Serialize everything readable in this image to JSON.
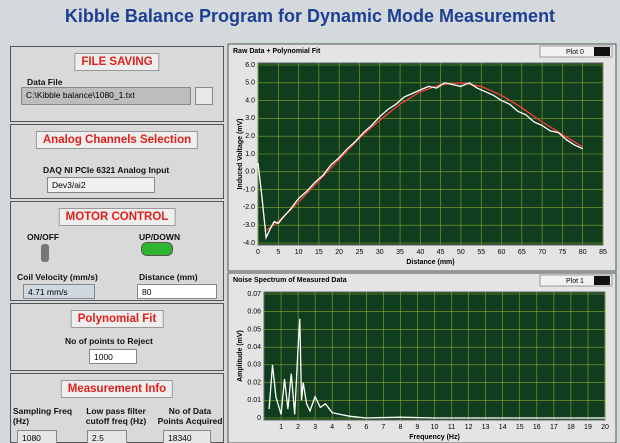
{
  "header": {
    "title": "Kibble Balance Program for Dynamic Mode Measurement"
  },
  "file_saving": {
    "heading": "FILE SAVING",
    "label": "Data File",
    "path": "C:\\Kibble balance\\1080_1.txt"
  },
  "analog": {
    "heading": "Analog Channels Selection",
    "label": "DAQ NI PCIe 6321 Analog Input",
    "channel": "Dev3/ai2"
  },
  "motor": {
    "heading": "MOTOR CONTROL",
    "switch1": "ON/OFF",
    "switch2": "UP/DOWN",
    "velocity_label": "Coil Velocity (mm/s)",
    "velocity": "4.71 mm/s",
    "distance_label": "Distance (mm)",
    "distance": "80"
  },
  "poly": {
    "heading": "Polynomial Fit",
    "label": "No of points to Reject",
    "value": "1000"
  },
  "measurement": {
    "heading": "Measurement Info",
    "columns": [
      {
        "label": "Sampling Freq (Hz)",
        "value": "1080"
      },
      {
        "label": "Low pass filter cutoff freq (Hz)",
        "value": "2.5"
      },
      {
        "label": "No of Data Points Acquired",
        "value": "18340"
      }
    ]
  },
  "charts": [
    {
      "type": "line",
      "title": "Raw Data + Polynomial Fit",
      "legend": "Plot 0",
      "x_label": "Distance (mm)",
      "y_label": "Induced Voltage (mV)",
      "xlim": [
        0,
        85
      ],
      "xticks": [
        0,
        5,
        10,
        15,
        20,
        25,
        30,
        35,
        40,
        45,
        50,
        55,
        60,
        65,
        70,
        75,
        80,
        85
      ],
      "ylim": [
        -4,
        6
      ],
      "yticks": [
        {
          "value": -4,
          "label": "-4.0"
        },
        {
          "value": -3,
          "label": "-3.0"
        },
        {
          "value": -2,
          "label": "-2.0"
        },
        {
          "value": -1,
          "label": "-1.0"
        },
        {
          "value": 0,
          "label": "0.0"
        },
        {
          "value": 1,
          "label": "1.0"
        },
        {
          "value": 2,
          "label": "2.0"
        },
        {
          "value": 3,
          "label": "3.0"
        },
        {
          "value": 4,
          "label": "4.0"
        },
        {
          "value": 5,
          "label": "5.0"
        },
        {
          "value": 6,
          "label": "6.0"
        }
      ],
      "grid": true,
      "series": [
        {
          "color": "#ff3b3b",
          "x": [
            2,
            5,
            10,
            15,
            20,
            25,
            30,
            35,
            40,
            45,
            50,
            55,
            60,
            65,
            70,
            75,
            80
          ],
          "values": [
            -3.3,
            -2.8,
            -1.7,
            -0.5,
            0.7,
            1.9,
            2.9,
            3.8,
            4.5,
            4.9,
            5.0,
            4.8,
            4.3,
            3.6,
            2.8,
            2.1,
            1.4
          ]
        },
        {
          "color": "#ffffff",
          "x": [
            0,
            1,
            2,
            3,
            4,
            5,
            6,
            8,
            10,
            12,
            14,
            16,
            18,
            20,
            22,
            24,
            26,
            28,
            30,
            32,
            34,
            36,
            38,
            40,
            42,
            44,
            46,
            48,
            50,
            52,
            54,
            56,
            58,
            60,
            62,
            64,
            66,
            68,
            70,
            72,
            74,
            76,
            78,
            80
          ],
          "values": [
            0.5,
            -1.5,
            -3.7,
            -3.2,
            -2.8,
            -2.9,
            -2.6,
            -2.1,
            -1.5,
            -1.1,
            -0.6,
            -0.2,
            0.4,
            0.8,
            1.3,
            1.7,
            2.2,
            2.6,
            3.1,
            3.5,
            3.8,
            4.2,
            4.4,
            4.6,
            4.8,
            4.7,
            5.0,
            4.9,
            4.8,
            5.0,
            4.7,
            4.5,
            4.3,
            4.0,
            3.8,
            3.4,
            3.2,
            2.8,
            2.6,
            2.3,
            2.2,
            1.8,
            1.5,
            1.3
          ]
        }
      ]
    },
    {
      "type": "line",
      "title": "Noise Spectrum of Measured Data",
      "legend": "Plot 1",
      "x_label": "Frequency (Hz)",
      "y_label": "Amplitude (mV)",
      "xlim": [
        0,
        20
      ],
      "xticks": [
        1,
        2,
        3,
        4,
        5,
        6,
        7,
        8,
        9,
        10,
        11,
        12,
        13,
        14,
        15,
        16,
        17,
        18,
        19,
        20
      ],
      "ylim": [
        0,
        0.07
      ],
      "yticks": [
        0,
        0.01,
        0.02,
        0.03,
        0.04,
        0.05,
        0.06,
        0.07
      ],
      "grid": true,
      "series": [
        {
          "color": "#ffffff",
          "x": [
            0.3,
            0.5,
            0.7,
            1,
            1.2,
            1.4,
            1.6,
            1.8,
            2,
            2.1,
            2.2,
            2.3,
            2.5,
            2.7,
            3,
            3.3,
            3.6,
            4,
            4.5,
            5,
            6,
            8,
            10,
            12,
            15,
            18,
            20
          ],
          "values": [
            0.005,
            0.03,
            0.012,
            0.002,
            0.022,
            0.005,
            0.025,
            0.002,
            0.04,
            0.056,
            0.01,
            0.02,
            0.008,
            0.004,
            0.012,
            0.006,
            0.008,
            0.003,
            0.002,
            0.001,
            0,
            0.0005,
            0,
            0,
            0,
            0,
            0
          ]
        }
      ]
    }
  ]
}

■ Set task ■
Copy each line that contains the word "Polynomial".

■ Written answer ■
    "heading": "Polynomial Fit",
      "title": "Raw Data + Polynomial Fit",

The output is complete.